What is the number of lines in the data holding the word "Werkselbstverbrauch"? Give that number by itself.

(Extracted data entries)
----
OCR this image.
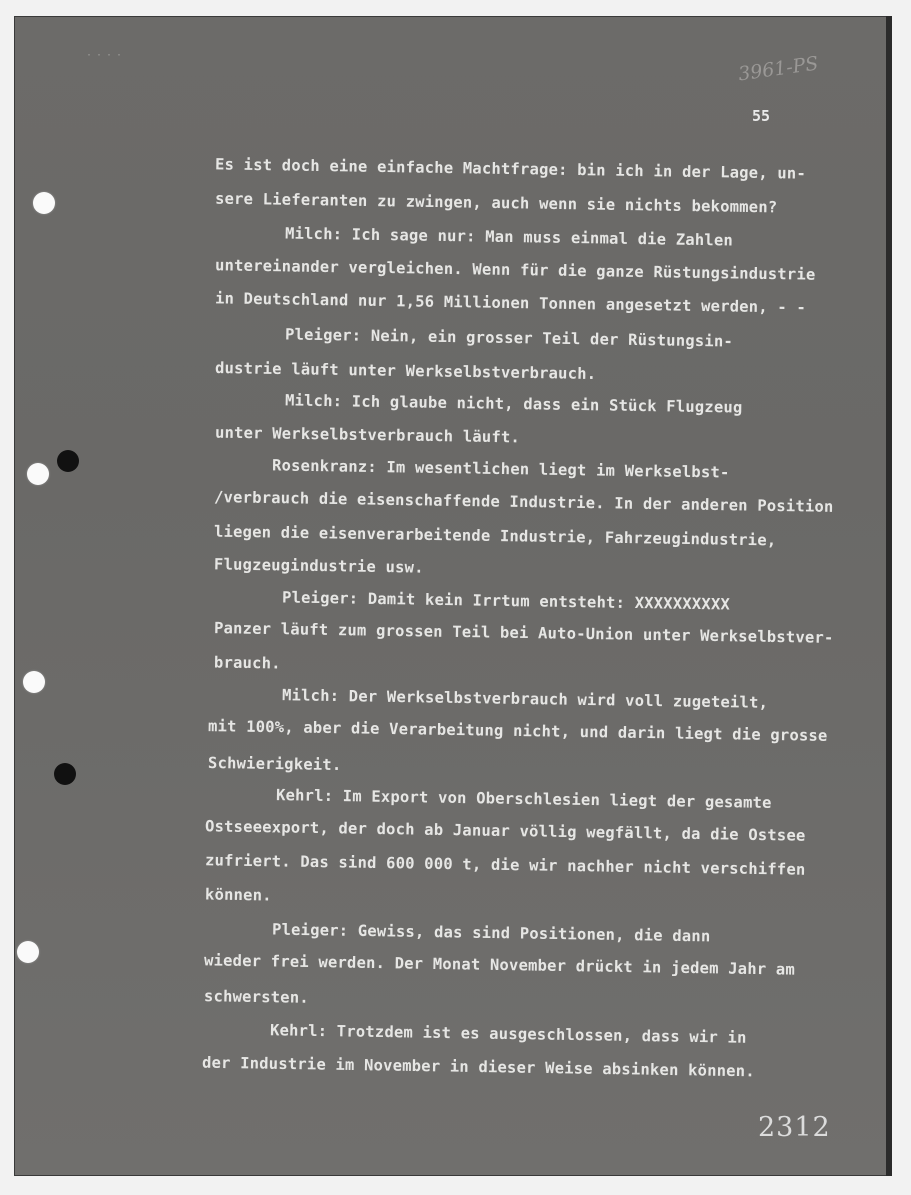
····	3961-PS
55
Es ist doch eine einfache Machtfrage: bin ich in der Lage, un-
sere Lieferanten zu zwingen, auch wenn sie nichts bekommen?
Milch: Ich sage nur: Man muss einmal die Zahlen
untereinander vergleichen. Wenn für die ganze Rüstungsindustrie
in Deutschland nur 1,56 Millionen Tonnen angesetzt werden, - -
Pleiger: Nein, ein grosser Teil der Rüstungsin-
dustrie läuft unter Werkselbstverbrauch.
Milch: Ich glaube nicht, dass ein Stück Flugzeug
unter Werkselbstverbrauch läuft.
Rosenkranz: Im wesentlichen liegt im Werkselbst-
/verbrauch die eisenschaffende Industrie. In der anderen Position
liegen die eisenverarbeitende Industrie, Fahrzeugindustrie,
Flugzeugindustrie usw.
Pleiger: Damit kein Irrtum entsteht: XXXXXXXXXX
Panzer läuft zum grossen Teil bei Auto-Union unter Werkselbstver-
brauch.
Milch: Der Werkselbstverbrauch wird voll zugeteilt,
mit 100%, aber die Verarbeitung nicht, und darin liegt die grosse
Schwierigkeit.
Kehrl: Im Export von Oberschlesien liegt der gesamte
Ostseeexport, der doch ab Januar völlig wegfällt, da die Ostsee
zufriert. Das sind 600 000 t, die wir nachher nicht verschiffen
können.
Pleiger: Gewiss, das sind Positionen, die dann
wieder frei werden. Der Monat November drückt in jedem Jahr am
schwersten.
Kehrl: Trotzdem ist es ausgeschlossen, dass wir in
der Industrie im November in dieser Weise absinken können.
2312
----
● RESULT: 3